Supplied material -
☆ ☆ ☆ ☆ ☆

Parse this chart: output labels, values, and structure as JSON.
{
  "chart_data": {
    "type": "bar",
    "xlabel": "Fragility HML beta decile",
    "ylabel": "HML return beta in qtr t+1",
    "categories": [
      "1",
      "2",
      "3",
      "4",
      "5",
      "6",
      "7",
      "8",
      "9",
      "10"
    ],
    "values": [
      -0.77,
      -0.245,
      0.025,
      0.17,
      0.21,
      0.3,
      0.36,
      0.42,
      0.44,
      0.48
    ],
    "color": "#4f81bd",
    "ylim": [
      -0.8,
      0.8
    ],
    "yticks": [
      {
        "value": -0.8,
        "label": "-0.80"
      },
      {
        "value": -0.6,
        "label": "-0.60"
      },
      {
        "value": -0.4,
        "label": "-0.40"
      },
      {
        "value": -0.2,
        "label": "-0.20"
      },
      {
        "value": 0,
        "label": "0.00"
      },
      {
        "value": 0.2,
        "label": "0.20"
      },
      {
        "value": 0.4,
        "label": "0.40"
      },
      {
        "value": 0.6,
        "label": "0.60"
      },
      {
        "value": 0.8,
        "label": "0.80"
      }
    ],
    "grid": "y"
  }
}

☆ ☆ ☆ ☆ ☆

Copy each record from above exactly, and include every line.

Solution to the problem -
Parse this chart: output labels, values, and structure as JSON.
{
  "chart_data": {
    "type": "bar",
    "xlabel": "Fragility HML beta decile",
    "ylabel": "HML return beta in qtr t+1",
    "categories": [
      "1",
      "2",
      "3",
      "4",
      "5",
      "6",
      "7",
      "8",
      "9",
      "10"
    ],
    "values": [
      -0.77,
      -0.245,
      0.025,
      0.17,
      0.21,
      0.3,
      0.36,
      0.42,
      0.44,
      0.48
    ],
    "color": "#4f81bd",
    "ylim": [
      -0.8,
      0.8
    ],
    "yticks": [
      {
        "value": -0.8,
        "label": "-0.80"
      },
      {
        "value": -0.6,
        "label": "-0.60"
      },
      {
        "value": -0.4,
        "label": "-0.40"
      },
      {
        "value": -0.2,
        "label": "-0.20"
      },
      {
        "value": 0,
        "label": "0.00"
      },
      {
        "value": 0.2,
        "label": "0.20"
      },
      {
        "value": 0.4,
        "label": "0.40"
      },
      {
        "value": 0.6,
        "label": "0.60"
      },
      {
        "value": 0.8,
        "label": "0.80"
      }
    ],
    "grid": "y"
  }
}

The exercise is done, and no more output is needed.